Data entries for graphics:
▬▬▬▬▬▬▬▬▬▬

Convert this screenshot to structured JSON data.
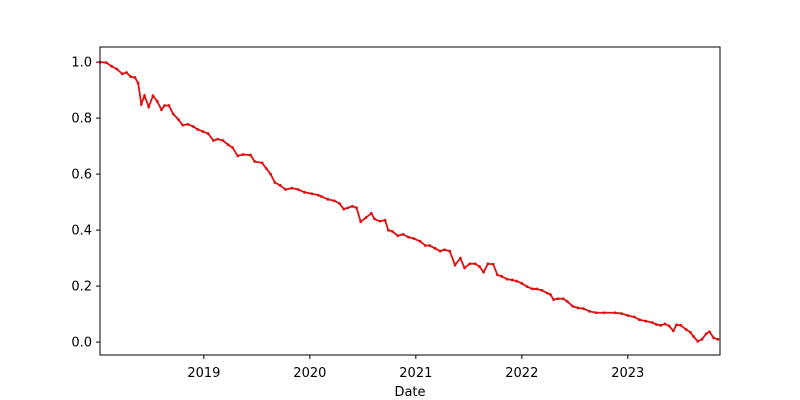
{
  "chart_data": {
    "type": "line",
    "xlabel": "Date",
    "x": [
      2018.02,
      2018.08,
      2018.13,
      2018.18,
      2018.23,
      2018.27,
      2018.31,
      2018.35,
      2018.38,
      2018.41,
      2018.44,
      2018.48,
      2018.52,
      2018.56,
      2018.6,
      2018.63,
      2018.67,
      2018.71,
      2018.76,
      2018.8,
      2018.85,
      2018.9,
      2018.94,
      2018.99,
      2019.04,
      2019.09,
      2019.13,
      2019.18,
      2019.23,
      2019.27,
      2019.32,
      2019.37,
      2019.44,
      2019.48,
      2019.55,
      2019.59,
      2019.63,
      2019.67,
      2019.72,
      2019.77,
      2019.83,
      2019.89,
      2019.95,
      2020.02,
      2020.08,
      2020.11,
      2020.17,
      2020.23,
      2020.28,
      2020.32,
      2020.36,
      2020.4,
      2020.44,
      2020.48,
      2020.53,
      2020.58,
      2020.61,
      2020.66,
      2020.71,
      2020.74,
      2020.78,
      2020.83,
      2020.88,
      2020.93,
      2020.98,
      2021.04,
      2021.09,
      2021.13,
      2021.18,
      2021.23,
      2021.27,
      2021.32,
      2021.37,
      2021.42,
      2021.46,
      2021.51,
      2021.56,
      2021.6,
      2021.64,
      2021.68,
      2021.73,
      2021.77,
      2021.81,
      2021.86,
      2021.91,
      2021.95,
      2022.0,
      2022.05,
      2022.1,
      2022.14,
      2022.19,
      2022.24,
      2022.27,
      2022.3,
      2022.34,
      2022.39,
      2022.43,
      2022.48,
      2022.53,
      2022.58,
      2022.64,
      2022.7,
      2022.78,
      2022.88,
      2022.94,
      2023.0,
      2023.06,
      2023.11,
      2023.17,
      2023.23,
      2023.27,
      2023.31,
      2023.35,
      2023.39,
      2023.43,
      2023.46,
      2023.5,
      2023.55,
      2023.59,
      2023.62,
      2023.66,
      2023.7,
      2023.74,
      2023.77,
      2023.81,
      2023.85
    ],
    "series": [
      {
        "color": "#dd1111",
        "values": [
          1.0,
          0.998,
          0.985,
          0.975,
          0.958,
          0.963,
          0.948,
          0.945,
          0.925,
          0.85,
          0.88,
          0.84,
          0.88,
          0.86,
          0.83,
          0.845,
          0.845,
          0.815,
          0.795,
          0.775,
          0.778,
          0.77,
          0.76,
          0.752,
          0.745,
          0.72,
          0.725,
          0.72,
          0.705,
          0.695,
          0.665,
          0.67,
          0.668,
          0.645,
          0.64,
          0.62,
          0.6,
          0.57,
          0.56,
          0.545,
          0.55,
          0.545,
          0.535,
          0.53,
          0.525,
          0.52,
          0.51,
          0.505,
          0.495,
          0.475,
          0.48,
          0.485,
          0.48,
          0.43,
          0.445,
          0.46,
          0.44,
          0.432,
          0.435,
          0.4,
          0.395,
          0.38,
          0.385,
          0.375,
          0.37,
          0.36,
          0.345,
          0.345,
          0.335,
          0.325,
          0.33,
          0.325,
          0.275,
          0.3,
          0.265,
          0.28,
          0.28,
          0.27,
          0.25,
          0.28,
          0.278,
          0.24,
          0.235,
          0.225,
          0.222,
          0.218,
          0.21,
          0.198,
          0.19,
          0.19,
          0.185,
          0.175,
          0.17,
          0.152,
          0.155,
          0.155,
          0.145,
          0.128,
          0.122,
          0.12,
          0.11,
          0.105,
          0.105,
          0.105,
          0.102,
          0.095,
          0.09,
          0.08,
          0.075,
          0.07,
          0.063,
          0.06,
          0.065,
          0.058,
          0.04,
          0.062,
          0.06,
          0.045,
          0.035,
          0.02,
          0.003,
          0.01,
          0.03,
          0.037,
          0.015,
          0.01
        ]
      }
    ],
    "xlim": [
      2018.02,
      2023.87
    ],
    "xticks": [
      2019,
      2020,
      2021,
      2022,
      2023
    ],
    "ylim": [
      -0.046,
      1.054
    ],
    "yticks": [
      {
        "value": 0,
        "label": "0.0"
      },
      {
        "value": 0.2,
        "label": "0.2"
      },
      {
        "value": 0.4,
        "label": "0.4"
      },
      {
        "value": 0.6,
        "label": "0.6"
      },
      {
        "value": 0.8,
        "label": "0.8"
      },
      {
        "value": 1,
        "label": "1.0"
      }
    ]
  }
}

▬▬▬▬▬▬▬▬▬▬

Exercise brief: Extract the entries in full, exactly as they are, minus the pictures.

Exercise result:
Convert this screenshot to structured JSON data.
{
  "chart_data": {
    "type": "line",
    "xlabel": "Date",
    "x": [
      2018.02,
      2018.08,
      2018.13,
      2018.18,
      2018.23,
      2018.27,
      2018.31,
      2018.35,
      2018.38,
      2018.41,
      2018.44,
      2018.48,
      2018.52,
      2018.56,
      2018.6,
      2018.63,
      2018.67,
      2018.71,
      2018.76,
      2018.8,
      2018.85,
      2018.9,
      2018.94,
      2018.99,
      2019.04,
      2019.09,
      2019.13,
      2019.18,
      2019.23,
      2019.27,
      2019.32,
      2019.37,
      2019.44,
      2019.48,
      2019.55,
      2019.59,
      2019.63,
      2019.67,
      2019.72,
      2019.77,
      2019.83,
      2019.89,
      2019.95,
      2020.02,
      2020.08,
      2020.11,
      2020.17,
      2020.23,
      2020.28,
      2020.32,
      2020.36,
      2020.4,
      2020.44,
      2020.48,
      2020.53,
      2020.58,
      2020.61,
      2020.66,
      2020.71,
      2020.74,
      2020.78,
      2020.83,
      2020.88,
      2020.93,
      2020.98,
      2021.04,
      2021.09,
      2021.13,
      2021.18,
      2021.23,
      2021.27,
      2021.32,
      2021.37,
      2021.42,
      2021.46,
      2021.51,
      2021.56,
      2021.6,
      2021.64,
      2021.68,
      2021.73,
      2021.77,
      2021.81,
      2021.86,
      2021.91,
      2021.95,
      2022.0,
      2022.05,
      2022.1,
      2022.14,
      2022.19,
      2022.24,
      2022.27,
      2022.3,
      2022.34,
      2022.39,
      2022.43,
      2022.48,
      2022.53,
      2022.58,
      2022.64,
      2022.7,
      2022.78,
      2022.88,
      2022.94,
      2023.0,
      2023.06,
      2023.11,
      2023.17,
      2023.23,
      2023.27,
      2023.31,
      2023.35,
      2023.39,
      2023.43,
      2023.46,
      2023.5,
      2023.55,
      2023.59,
      2023.62,
      2023.66,
      2023.7,
      2023.74,
      2023.77,
      2023.81,
      2023.85
    ],
    "series": [
      {
        "color": "#dd1111",
        "values": [
          1.0,
          0.998,
          0.985,
          0.975,
          0.958,
          0.963,
          0.948,
          0.945,
          0.925,
          0.85,
          0.88,
          0.84,
          0.88,
          0.86,
          0.83,
          0.845,
          0.845,
          0.815,
          0.795,
          0.775,
          0.778,
          0.77,
          0.76,
          0.752,
          0.745,
          0.72,
          0.725,
          0.72,
          0.705,
          0.695,
          0.665,
          0.67,
          0.668,
          0.645,
          0.64,
          0.62,
          0.6,
          0.57,
          0.56,
          0.545,
          0.55,
          0.545,
          0.535,
          0.53,
          0.525,
          0.52,
          0.51,
          0.505,
          0.495,
          0.475,
          0.48,
          0.485,
          0.48,
          0.43,
          0.445,
          0.46,
          0.44,
          0.432,
          0.435,
          0.4,
          0.395,
          0.38,
          0.385,
          0.375,
          0.37,
          0.36,
          0.345,
          0.345,
          0.335,
          0.325,
          0.33,
          0.325,
          0.275,
          0.3,
          0.265,
          0.28,
          0.28,
          0.27,
          0.25,
          0.28,
          0.278,
          0.24,
          0.235,
          0.225,
          0.222,
          0.218,
          0.21,
          0.198,
          0.19,
          0.19,
          0.185,
          0.175,
          0.17,
          0.152,
          0.155,
          0.155,
          0.145,
          0.128,
          0.122,
          0.12,
          0.11,
          0.105,
          0.105,
          0.105,
          0.102,
          0.095,
          0.09,
          0.08,
          0.075,
          0.07,
          0.063,
          0.06,
          0.065,
          0.058,
          0.04,
          0.062,
          0.06,
          0.045,
          0.035,
          0.02,
          0.003,
          0.01,
          0.03,
          0.037,
          0.015,
          0.01
        ]
      }
    ],
    "xlim": [
      2018.02,
      2023.87
    ],
    "xticks": [
      2019,
      2020,
      2021,
      2022,
      2023
    ],
    "ylim": [
      -0.046,
      1.054
    ],
    "yticks": [
      {
        "value": 0,
        "label": "0.0"
      },
      {
        "value": 0.2,
        "label": "0.2"
      },
      {
        "value": 0.4,
        "label": "0.4"
      },
      {
        "value": 0.6,
        "label": "0.6"
      },
      {
        "value": 0.8,
        "label": "0.8"
      },
      {
        "value": 1,
        "label": "1.0"
      }
    ]
  }
}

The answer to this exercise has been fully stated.